[Data listing]
• • • •
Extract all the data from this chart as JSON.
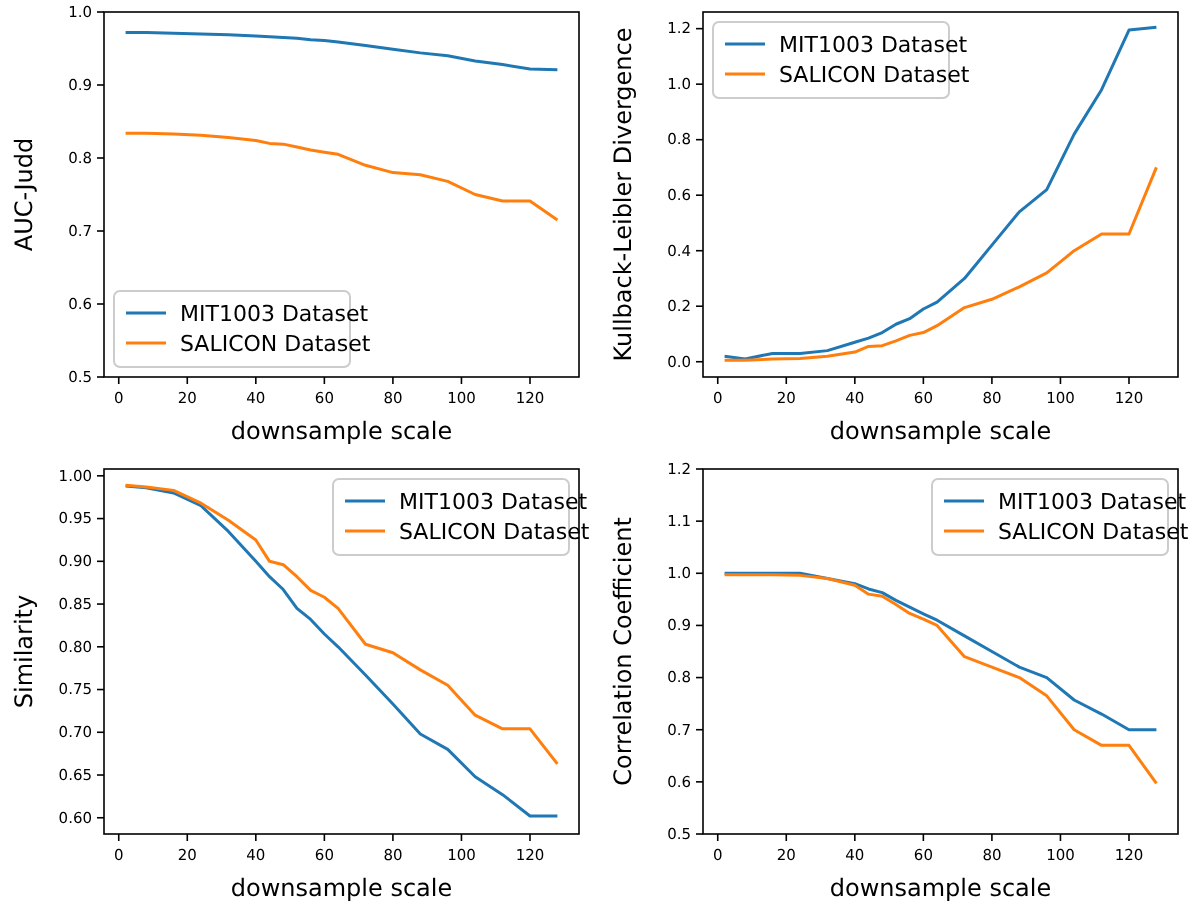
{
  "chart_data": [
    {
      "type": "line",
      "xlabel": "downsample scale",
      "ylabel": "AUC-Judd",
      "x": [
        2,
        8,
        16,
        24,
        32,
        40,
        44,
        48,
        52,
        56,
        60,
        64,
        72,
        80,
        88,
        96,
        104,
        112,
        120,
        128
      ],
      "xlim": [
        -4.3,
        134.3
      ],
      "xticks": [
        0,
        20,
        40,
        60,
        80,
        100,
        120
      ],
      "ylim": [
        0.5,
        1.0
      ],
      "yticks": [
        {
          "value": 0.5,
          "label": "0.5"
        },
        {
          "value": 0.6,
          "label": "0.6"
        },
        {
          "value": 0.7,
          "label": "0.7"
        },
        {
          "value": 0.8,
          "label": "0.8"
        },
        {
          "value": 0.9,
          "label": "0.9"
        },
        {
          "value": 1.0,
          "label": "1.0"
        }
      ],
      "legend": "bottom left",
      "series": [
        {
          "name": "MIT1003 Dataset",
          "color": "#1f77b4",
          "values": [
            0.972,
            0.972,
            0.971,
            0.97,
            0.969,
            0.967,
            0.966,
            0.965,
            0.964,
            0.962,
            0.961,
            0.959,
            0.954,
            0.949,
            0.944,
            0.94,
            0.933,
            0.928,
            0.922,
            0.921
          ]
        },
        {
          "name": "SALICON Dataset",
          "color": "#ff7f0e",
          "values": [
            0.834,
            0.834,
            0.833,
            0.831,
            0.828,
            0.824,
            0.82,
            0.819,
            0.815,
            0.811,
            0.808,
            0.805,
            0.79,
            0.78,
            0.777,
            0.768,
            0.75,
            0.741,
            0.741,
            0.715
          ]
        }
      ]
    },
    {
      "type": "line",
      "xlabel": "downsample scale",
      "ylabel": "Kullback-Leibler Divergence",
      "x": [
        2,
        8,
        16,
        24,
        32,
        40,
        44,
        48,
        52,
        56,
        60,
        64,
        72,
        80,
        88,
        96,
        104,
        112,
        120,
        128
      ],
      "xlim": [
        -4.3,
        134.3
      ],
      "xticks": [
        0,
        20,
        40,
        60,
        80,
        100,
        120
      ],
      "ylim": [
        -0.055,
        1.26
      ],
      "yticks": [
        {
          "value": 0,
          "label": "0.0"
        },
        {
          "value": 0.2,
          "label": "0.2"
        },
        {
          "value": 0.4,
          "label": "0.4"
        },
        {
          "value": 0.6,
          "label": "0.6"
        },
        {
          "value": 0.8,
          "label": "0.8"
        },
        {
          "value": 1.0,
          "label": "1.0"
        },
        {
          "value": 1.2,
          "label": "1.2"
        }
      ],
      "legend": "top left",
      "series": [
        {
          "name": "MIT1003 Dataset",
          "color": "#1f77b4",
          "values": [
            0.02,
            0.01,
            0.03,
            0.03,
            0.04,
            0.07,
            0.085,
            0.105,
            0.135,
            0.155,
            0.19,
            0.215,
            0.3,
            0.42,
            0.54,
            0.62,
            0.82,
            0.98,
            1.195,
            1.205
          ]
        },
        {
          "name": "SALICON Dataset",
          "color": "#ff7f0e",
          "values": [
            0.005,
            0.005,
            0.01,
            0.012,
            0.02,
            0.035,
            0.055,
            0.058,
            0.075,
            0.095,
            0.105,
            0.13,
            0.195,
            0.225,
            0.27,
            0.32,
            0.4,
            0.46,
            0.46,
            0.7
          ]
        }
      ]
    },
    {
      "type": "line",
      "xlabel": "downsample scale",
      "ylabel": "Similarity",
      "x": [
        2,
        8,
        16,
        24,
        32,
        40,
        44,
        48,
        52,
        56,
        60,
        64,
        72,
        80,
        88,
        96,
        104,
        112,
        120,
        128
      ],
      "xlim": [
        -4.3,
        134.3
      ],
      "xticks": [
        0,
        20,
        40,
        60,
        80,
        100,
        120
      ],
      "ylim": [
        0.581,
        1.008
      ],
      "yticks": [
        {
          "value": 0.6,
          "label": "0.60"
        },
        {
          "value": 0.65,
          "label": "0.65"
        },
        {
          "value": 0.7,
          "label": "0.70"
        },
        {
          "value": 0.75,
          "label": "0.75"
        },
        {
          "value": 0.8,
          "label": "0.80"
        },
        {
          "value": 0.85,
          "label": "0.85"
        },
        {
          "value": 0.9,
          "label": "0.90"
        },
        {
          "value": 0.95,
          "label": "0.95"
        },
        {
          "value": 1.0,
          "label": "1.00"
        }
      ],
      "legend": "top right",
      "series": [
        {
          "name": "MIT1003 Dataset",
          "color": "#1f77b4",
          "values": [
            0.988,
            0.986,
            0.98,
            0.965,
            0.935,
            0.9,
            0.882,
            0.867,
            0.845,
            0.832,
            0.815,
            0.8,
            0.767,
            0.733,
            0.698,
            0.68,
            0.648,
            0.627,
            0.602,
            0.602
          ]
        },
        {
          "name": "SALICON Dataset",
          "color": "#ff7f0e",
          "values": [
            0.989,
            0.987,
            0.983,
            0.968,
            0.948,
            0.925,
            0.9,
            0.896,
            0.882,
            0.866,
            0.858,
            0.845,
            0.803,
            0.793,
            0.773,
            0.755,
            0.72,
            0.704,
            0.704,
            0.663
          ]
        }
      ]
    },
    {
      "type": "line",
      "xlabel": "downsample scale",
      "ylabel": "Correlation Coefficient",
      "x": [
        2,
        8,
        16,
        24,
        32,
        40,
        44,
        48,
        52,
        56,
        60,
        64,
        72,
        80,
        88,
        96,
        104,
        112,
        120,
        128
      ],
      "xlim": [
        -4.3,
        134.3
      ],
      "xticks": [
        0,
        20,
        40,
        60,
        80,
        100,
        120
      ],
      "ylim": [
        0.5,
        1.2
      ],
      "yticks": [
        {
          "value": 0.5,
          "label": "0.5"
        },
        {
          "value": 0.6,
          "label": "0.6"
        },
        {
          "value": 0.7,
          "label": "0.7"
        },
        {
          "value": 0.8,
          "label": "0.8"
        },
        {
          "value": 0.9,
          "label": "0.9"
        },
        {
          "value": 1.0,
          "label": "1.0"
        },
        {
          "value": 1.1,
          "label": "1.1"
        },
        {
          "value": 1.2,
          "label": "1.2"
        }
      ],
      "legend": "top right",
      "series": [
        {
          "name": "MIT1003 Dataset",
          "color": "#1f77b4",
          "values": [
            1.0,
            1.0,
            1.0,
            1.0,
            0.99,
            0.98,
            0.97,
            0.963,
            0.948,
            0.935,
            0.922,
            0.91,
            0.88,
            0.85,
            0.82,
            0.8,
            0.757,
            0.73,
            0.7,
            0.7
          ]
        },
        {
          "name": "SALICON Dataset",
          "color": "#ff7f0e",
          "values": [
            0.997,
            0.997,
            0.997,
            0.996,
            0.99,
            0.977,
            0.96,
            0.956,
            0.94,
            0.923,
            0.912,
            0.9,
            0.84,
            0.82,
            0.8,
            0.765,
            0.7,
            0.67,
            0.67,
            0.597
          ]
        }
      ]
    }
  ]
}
• • • •
== The exercise ==
Your task is to repeat the material above exactly, without its pictures.

== Answer to this task ==
Extract all the data from this chart as JSON.
{
  "chart_data": [
    {
      "type": "line",
      "xlabel": "downsample scale",
      "ylabel": "AUC-Judd",
      "x": [
        2,
        8,
        16,
        24,
        32,
        40,
        44,
        48,
        52,
        56,
        60,
        64,
        72,
        80,
        88,
        96,
        104,
        112,
        120,
        128
      ],
      "xlim": [
        -4.3,
        134.3
      ],
      "xticks": [
        0,
        20,
        40,
        60,
        80,
        100,
        120
      ],
      "ylim": [
        0.5,
        1.0
      ],
      "yticks": [
        {
          "value": 0.5,
          "label": "0.5"
        },
        {
          "value": 0.6,
          "label": "0.6"
        },
        {
          "value": 0.7,
          "label": "0.7"
        },
        {
          "value": 0.8,
          "label": "0.8"
        },
        {
          "value": 0.9,
          "label": "0.9"
        },
        {
          "value": 1.0,
          "label": "1.0"
        }
      ],
      "legend": "bottom left",
      "series": [
        {
          "name": "MIT1003 Dataset",
          "color": "#1f77b4",
          "values": [
            0.972,
            0.972,
            0.971,
            0.97,
            0.969,
            0.967,
            0.966,
            0.965,
            0.964,
            0.962,
            0.961,
            0.959,
            0.954,
            0.949,
            0.944,
            0.94,
            0.933,
            0.928,
            0.922,
            0.921
          ]
        },
        {
          "name": "SALICON Dataset",
          "color": "#ff7f0e",
          "values": [
            0.834,
            0.834,
            0.833,
            0.831,
            0.828,
            0.824,
            0.82,
            0.819,
            0.815,
            0.811,
            0.808,
            0.805,
            0.79,
            0.78,
            0.777,
            0.768,
            0.75,
            0.741,
            0.741,
            0.715
          ]
        }
      ]
    },
    {
      "type": "line",
      "xlabel": "downsample scale",
      "ylabel": "Kullback-Leibler Divergence",
      "x": [
        2,
        8,
        16,
        24,
        32,
        40,
        44,
        48,
        52,
        56,
        60,
        64,
        72,
        80,
        88,
        96,
        104,
        112,
        120,
        128
      ],
      "xlim": [
        -4.3,
        134.3
      ],
      "xticks": [
        0,
        20,
        40,
        60,
        80,
        100,
        120
      ],
      "ylim": [
        -0.055,
        1.26
      ],
      "yticks": [
        {
          "value": 0,
          "label": "0.0"
        },
        {
          "value": 0.2,
          "label": "0.2"
        },
        {
          "value": 0.4,
          "label": "0.4"
        },
        {
          "value": 0.6,
          "label": "0.6"
        },
        {
          "value": 0.8,
          "label": "0.8"
        },
        {
          "value": 1.0,
          "label": "1.0"
        },
        {
          "value": 1.2,
          "label": "1.2"
        }
      ],
      "legend": "top left",
      "series": [
        {
          "name": "MIT1003 Dataset",
          "color": "#1f77b4",
          "values": [
            0.02,
            0.01,
            0.03,
            0.03,
            0.04,
            0.07,
            0.085,
            0.105,
            0.135,
            0.155,
            0.19,
            0.215,
            0.3,
            0.42,
            0.54,
            0.62,
            0.82,
            0.98,
            1.195,
            1.205
          ]
        },
        {
          "name": "SALICON Dataset",
          "color": "#ff7f0e",
          "values": [
            0.005,
            0.005,
            0.01,
            0.012,
            0.02,
            0.035,
            0.055,
            0.058,
            0.075,
            0.095,
            0.105,
            0.13,
            0.195,
            0.225,
            0.27,
            0.32,
            0.4,
            0.46,
            0.46,
            0.7
          ]
        }
      ]
    },
    {
      "type": "line",
      "xlabel": "downsample scale",
      "ylabel": "Similarity",
      "x": [
        2,
        8,
        16,
        24,
        32,
        40,
        44,
        48,
        52,
        56,
        60,
        64,
        72,
        80,
        88,
        96,
        104,
        112,
        120,
        128
      ],
      "xlim": [
        -4.3,
        134.3
      ],
      "xticks": [
        0,
        20,
        40,
        60,
        80,
        100,
        120
      ],
      "ylim": [
        0.581,
        1.008
      ],
      "yticks": [
        {
          "value": 0.6,
          "label": "0.60"
        },
        {
          "value": 0.65,
          "label": "0.65"
        },
        {
          "value": 0.7,
          "label": "0.70"
        },
        {
          "value": 0.75,
          "label": "0.75"
        },
        {
          "value": 0.8,
          "label": "0.80"
        },
        {
          "value": 0.85,
          "label": "0.85"
        },
        {
          "value": 0.9,
          "label": "0.90"
        },
        {
          "value": 0.95,
          "label": "0.95"
        },
        {
          "value": 1.0,
          "label": "1.00"
        }
      ],
      "legend": "top right",
      "series": [
        {
          "name": "MIT1003 Dataset",
          "color": "#1f77b4",
          "values": [
            0.988,
            0.986,
            0.98,
            0.965,
            0.935,
            0.9,
            0.882,
            0.867,
            0.845,
            0.832,
            0.815,
            0.8,
            0.767,
            0.733,
            0.698,
            0.68,
            0.648,
            0.627,
            0.602,
            0.602
          ]
        },
        {
          "name": "SALICON Dataset",
          "color": "#ff7f0e",
          "values": [
            0.989,
            0.987,
            0.983,
            0.968,
            0.948,
            0.925,
            0.9,
            0.896,
            0.882,
            0.866,
            0.858,
            0.845,
            0.803,
            0.793,
            0.773,
            0.755,
            0.72,
            0.704,
            0.704,
            0.663
          ]
        }
      ]
    },
    {
      "type": "line",
      "xlabel": "downsample scale",
      "ylabel": "Correlation Coefficient",
      "x": [
        2,
        8,
        16,
        24,
        32,
        40,
        44,
        48,
        52,
        56,
        60,
        64,
        72,
        80,
        88,
        96,
        104,
        112,
        120,
        128
      ],
      "xlim": [
        -4.3,
        134.3
      ],
      "xticks": [
        0,
        20,
        40,
        60,
        80,
        100,
        120
      ],
      "ylim": [
        0.5,
        1.2
      ],
      "yticks": [
        {
          "value": 0.5,
          "label": "0.5"
        },
        {
          "value": 0.6,
          "label": "0.6"
        },
        {
          "value": 0.7,
          "label": "0.7"
        },
        {
          "value": 0.8,
          "label": "0.8"
        },
        {
          "value": 0.9,
          "label": "0.9"
        },
        {
          "value": 1.0,
          "label": "1.0"
        },
        {
          "value": 1.1,
          "label": "1.1"
        },
        {
          "value": 1.2,
          "label": "1.2"
        }
      ],
      "legend": "top right",
      "series": [
        {
          "name": "MIT1003 Dataset",
          "color": "#1f77b4",
          "values": [
            1.0,
            1.0,
            1.0,
            1.0,
            0.99,
            0.98,
            0.97,
            0.963,
            0.948,
            0.935,
            0.922,
            0.91,
            0.88,
            0.85,
            0.82,
            0.8,
            0.757,
            0.73,
            0.7,
            0.7
          ]
        },
        {
          "name": "SALICON Dataset",
          "color": "#ff7f0e",
          "values": [
            0.997,
            0.997,
            0.997,
            0.996,
            0.99,
            0.977,
            0.96,
            0.956,
            0.94,
            0.923,
            0.912,
            0.9,
            0.84,
            0.82,
            0.8,
            0.765,
            0.7,
            0.67,
            0.67,
            0.597
          ]
        }
      ]
    }
  ]
}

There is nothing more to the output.